- [Record set]:
################
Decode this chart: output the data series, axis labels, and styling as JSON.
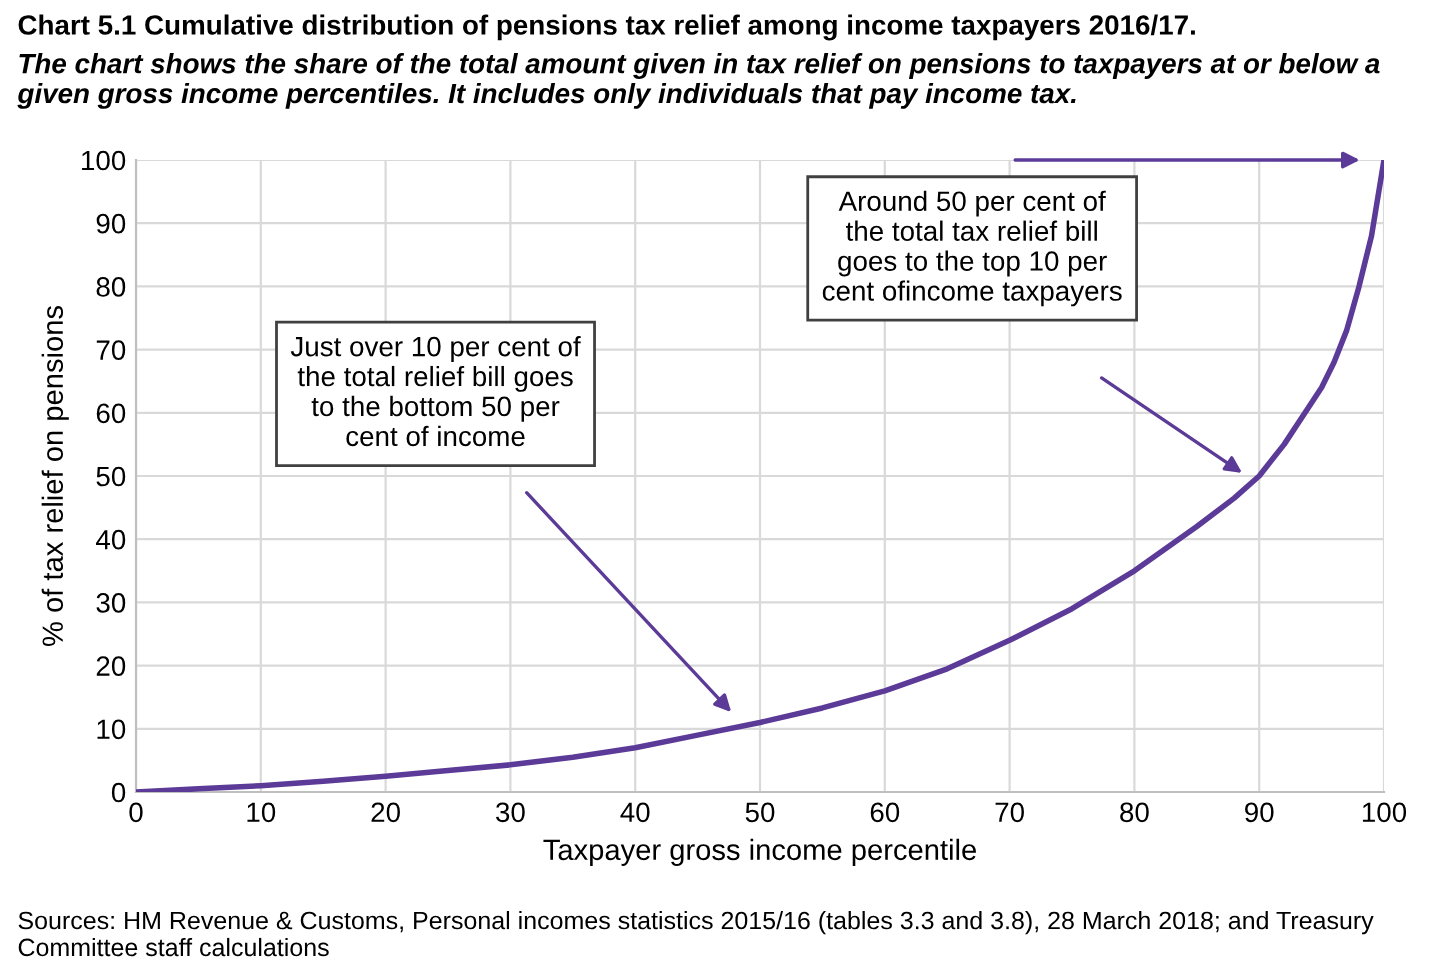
{
  "chart_data": {
    "type": "line",
    "title": "Chart 5.1 Cumulative distribution of pensions tax relief among income taxpayers 2016/17.",
    "subtitle": "The chart shows the share of the total amount given in tax relief on pensions to taxpayers at or below a given gross income percentiles. It includes only individuals that pay income tax.",
    "xlabel": "Taxpayer gross income percentile",
    "ylabel": "% of tax relief on pensions",
    "x": [
      0,
      5,
      10,
      15,
      20,
      25,
      30,
      35,
      40,
      45,
      50,
      55,
      60,
      65,
      70,
      75,
      80,
      85,
      88,
      90,
      92,
      94,
      95,
      96,
      97,
      98,
      99,
      100
    ],
    "series": [
      {
        "color": "#5c3b98",
        "values": [
          0,
          0.5,
          1,
          1.7,
          2.5,
          3.4,
          4.3,
          5.5,
          7,
          9,
          11,
          13.3,
          16,
          19.5,
          24,
          29,
          35,
          42,
          46.5,
          50,
          55,
          61,
          64,
          68,
          73,
          80,
          88,
          100
        ]
      }
    ],
    "xlim": [
      0,
      100
    ],
    "ylim": [
      0,
      100
    ],
    "xticks": [
      0,
      10,
      20,
      30,
      40,
      50,
      60,
      70,
      80,
      90,
      100
    ],
    "yticks": [
      0,
      10,
      20,
      30,
      40,
      50,
      60,
      70,
      80,
      90,
      100
    ],
    "grid": true,
    "legend": false,
    "marker": "none",
    "line_style": "solid",
    "annotations": [
      "Just over 10 per cent of\nthe total relief bill goes\nto the bottom 50 per\ncent of income",
      "Around 50 per cent of\nthe total tax relief bill\ngoes to the top 10 per\ncent ofincome taxpayers",
      "Sources: HM Revenue & Customs, Personal incomes statistics 2015/16 (tables 3.3 and 3.8), 28 March 2018; and Treasury Committee staff calculations"
    ]
  }
}
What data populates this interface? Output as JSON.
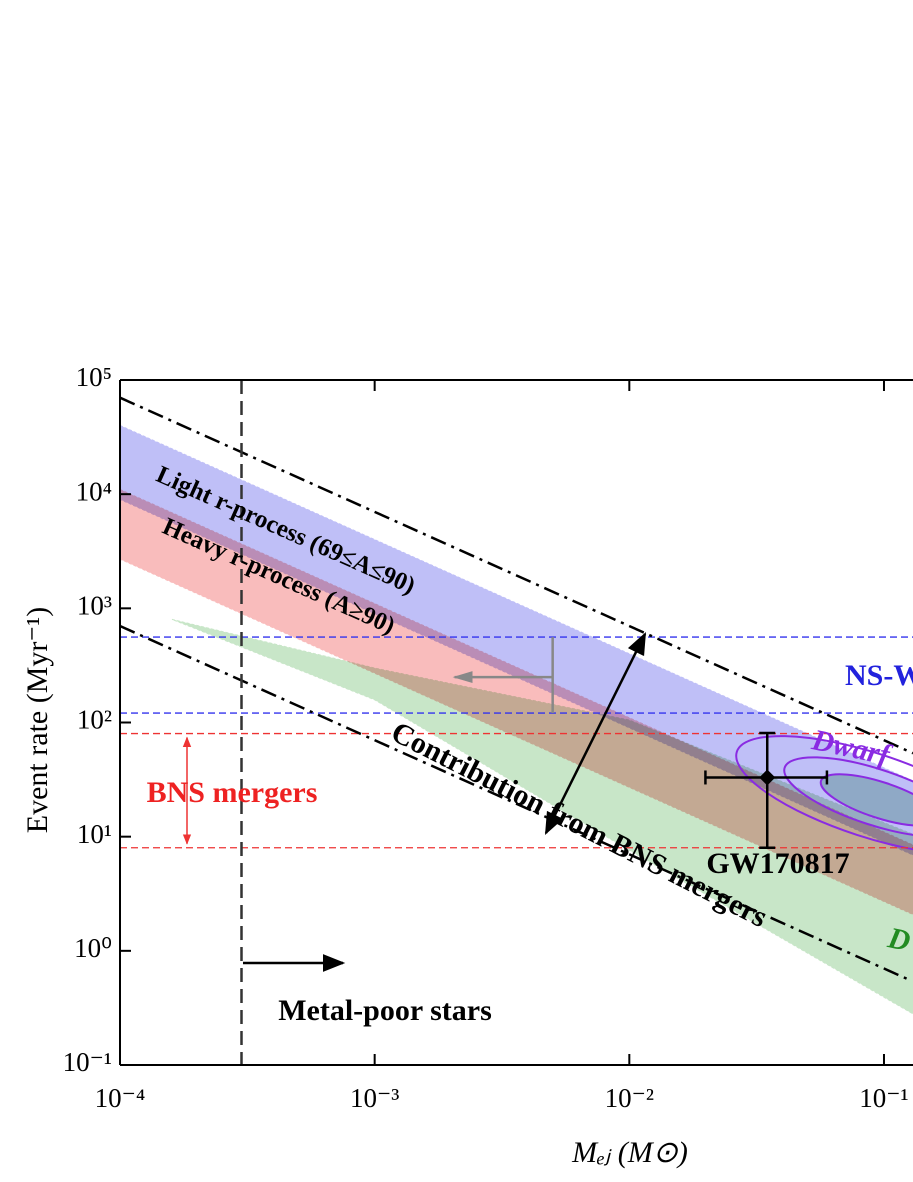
{
  "chart_data": {
    "type": "line",
    "xlabel": "Mₑⱼ (M⊙)",
    "ylabel": "Event rate (Myr⁻¹)",
    "log_x": true,
    "log_y": true,
    "xlim": [
      0.0001,
      0.13
    ],
    "ylim": [
      0.1,
      100000
    ],
    "xticks": [
      {
        "value": 0.0001,
        "label": "10⁻⁴"
      },
      {
        "value": 0.001,
        "label": "10⁻³"
      },
      {
        "value": 0.01,
        "label": "10⁻²"
      },
      {
        "value": 0.1,
        "label": "10⁻¹"
      }
    ],
    "yticks": [
      {
        "value": 0.1,
        "label": "10⁻¹"
      },
      {
        "value": 1,
        "label": "10⁰"
      },
      {
        "value": 10,
        "label": "10¹"
      },
      {
        "value": 100,
        "label": "10²"
      },
      {
        "value": 1000,
        "label": "10³"
      },
      {
        "value": 10000,
        "label": "10⁴"
      },
      {
        "value": 100000,
        "label": "10⁵"
      }
    ],
    "bands": [
      {
        "color": "#c8e6c8",
        "x": [
          0.00016,
          0.001,
          0.01,
          0.13
        ],
        "lower": [
          800,
          158,
          7.6,
          0.28
        ],
        "upper": [
          800,
          300,
          105,
          10.5
        ]
      },
      {
        "color": "#f9bcbc",
        "x": [
          0.0001,
          0.13
        ],
        "lower": [
          2700,
          2.08
        ],
        "upper": [
          11000,
          8.46
        ]
      },
      {
        "color": "#bfbff7",
        "x": [
          0.0001,
          0.13
        ],
        "lower": [
          9000,
          6.9
        ],
        "upper": [
          40000,
          30.8
        ]
      }
    ],
    "lines": [
      {
        "color": "#000000",
        "x": [
          0.0001,
          0.13
        ],
        "values": [
          70000,
          53.8
        ]
      },
      {
        "color": "#000000",
        "x": [
          0.0001,
          0.125
        ],
        "values": [
          700,
          0.56
        ]
      }
    ],
    "rate_ranges": [
      {
        "color": "#3333ee",
        "values": [
          560,
          121
        ]
      },
      {
        "color": "#ee3333",
        "values": [
          80,
          8
        ]
      }
    ],
    "vline": 0.0003,
    "point": {
      "x": 0.0348,
      "y": 33,
      "x_low": 0.0199,
      "x_high": 0.0597,
      "y_low": 8,
      "y_high": 81
    },
    "upper_limit": {
      "x": 0.005,
      "y_range": [
        121,
        560
      ],
      "arrow_x": 0.00206,
      "arrow_y": 250
    },
    "annotations": [
      "Light r-process  (69≤A≤90)",
      "Heavy r-process (A≥90)",
      "Contribution from  BNS mergers",
      "BNS mergers",
      "GW170817",
      "Metal-poor stars",
      "NS-W",
      "Dwarf",
      "D"
    ]
  }
}
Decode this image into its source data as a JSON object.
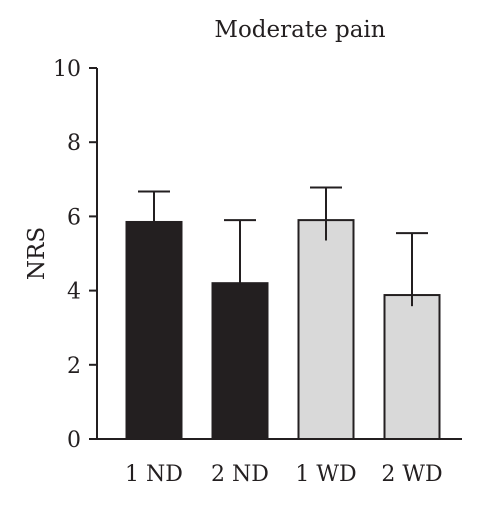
################
- [What to produce]:
Repeat all the data as it stands, dropping any images it holds.

- [Written solution]:
Decode this chart: output the data series, axis labels, and styling as JSON.
{
  "chart_data": {
    "type": "line",
    "title": "Chart 5.1 Cumulative distribution of pensions tax relief among income taxpayers 2016/17.",
    "subtitle": "The chart shows the share of the total amount given in tax relief on pensions to taxpayers at or below a given gross income percentiles. It includes only individuals that pay income tax.",
    "xlabel": "Taxpayer gross income percentile",
    "ylabel": "% of tax relief on pensions",
    "x": [
      0,
      5,
      10,
      15,
      20,
      25,
      30,
      35,
      40,
      45,
      50,
      55,
      60,
      65,
      70,
      75,
      80,
      85,
      88,
      90,
      92,
      94,
      95,
      96,
      97,
      98,
      99,
      100
    ],
    "series": [
      {
        "color": "#5c3b98",
        "values": [
          0,
          0.5,
          1,
          1.7,
          2.5,
          3.4,
          4.3,
          5.5,
          7,
          9,
          11,
          13.3,
          16,
          19.5,
          24,
          29,
          35,
          42,
          46.5,
          50,
          55,
          61,
          64,
          68,
          73,
          80,
          88,
          100
        ]
      }
    ],
    "xlim": [
      0,
      100
    ],
    "ylim": [
      0,
      100
    ],
    "xticks": [
      0,
      10,
      20,
      30,
      40,
      50,
      60,
      70,
      80,
      90,
      100
    ],
    "yticks": [
      0,
      10,
      20,
      30,
      40,
      50,
      60,
      70,
      80,
      90,
      100
    ],
    "grid": true,
    "legend": false,
    "marker": "none",
    "line_style": "solid",
    "annotations": [
      "Just over 10 per cent of\nthe total relief bill goes\nto the bottom 50 per\ncent of income",
      "Around 50 per cent of\nthe total tax relief bill\ngoes to the top 10 per\ncent ofincome taxpayers",
      "Sources: HM Revenue & Customs, Personal incomes statistics 2015/16 (tables 3.3 and 3.8), 28 March 2018; and Treasury Committee staff calculations"
    ]
  }
}
What data populates this interface? Output as JSON.
{
  "chart_data": {
    "type": "line",
    "xlabel": "Mₑⱼ (M⊙)",
    "ylabel": "Event rate (Myr⁻¹)",
    "log_x": true,
    "log_y": true,
    "xlim": [
      0.0001,
      0.13
    ],
    "ylim": [
      0.1,
      100000
    ],
    "xticks": [
      {
        "value": 0.0001,
        "label": "10⁻⁴"
      },
      {
        "value": 0.001,
        "label": "10⁻³"
      },
      {
        "value": 0.01,
        "label": "10⁻²"
      },
      {
        "value": 0.1,
        "label": "10⁻¹"
      }
    ],
    "yticks": [
      {
        "value": 0.1,
        "label": "10⁻¹"
      },
      {
        "value": 1,
        "label": "10⁰"
      },
      {
        "value": 10,
        "label": "10¹"
      },
      {
        "value": 100,
        "label": "10²"
      },
      {
        "value": 1000,
        "label": "10³"
      },
      {
        "value": 10000,
        "label": "10⁴"
      },
      {
        "value": 100000,
        "label": "10⁵"
      }
    ],
    "bands": [
      {
        "color": "#c8e6c8",
        "x": [
          0.00016,
          0.001,
          0.01,
          0.13
        ],
        "lower": [
          800,
          158,
          7.6,
          0.28
        ],
        "upper": [
          800,
          300,
          105,
          10.5
        ]
      },
      {
        "color": "#f9bcbc",
        "x": [
          0.0001,
          0.13
        ],
        "lower": [
          2700,
          2.08
        ],
        "upper": [
          11000,
          8.46
        ]
      },
      {
        "color": "#bfbff7",
        "x": [
          0.0001,
          0.13
        ],
        "lower": [
          9000,
          6.9
        ],
        "upper": [
          40000,
          30.8
        ]
      }
    ],
    "lines": [
      {
        "color": "#000000",
        "x": [
          0.0001,
          0.13
        ],
        "values": [
          70000,
          53.8
        ]
      },
      {
        "color": "#000000",
        "x": [
          0.0001,
          0.125
        ],
        "values": [
          700,
          0.56
        ]
      }
    ],
    "rate_ranges": [
      {
        "color": "#3333ee",
        "values": [
          560,
          121
        ]
      },
      {
        "color": "#ee3333",
        "values": [
          80,
          8
        ]
      }
    ],
    "vline": 0.0003,
    "point": {
      "x": 0.0348,
      "y": 33,
      "x_low": 0.0199,
      "x_high": 0.0597,
      "y_low": 8,
      "y_high": 81
    },
    "upper_limit": {
      "x": 0.005,
      "y_range": [
        121,
        560
      ],
      "arrow_x": 0.00206,
      "arrow_y": 250
    },
    "annotations": [
      "Light r-process  (69≤A≤90)",
      "Heavy r-process (A≥90)",
      "Contribution from  BNS mergers",
      "BNS mergers",
      "GW170817",
      "Metal-poor stars",
      "NS-W",
      "Dwarf",
      "D"
    ]
  }
}
Decode this image into its source data as a JSON object.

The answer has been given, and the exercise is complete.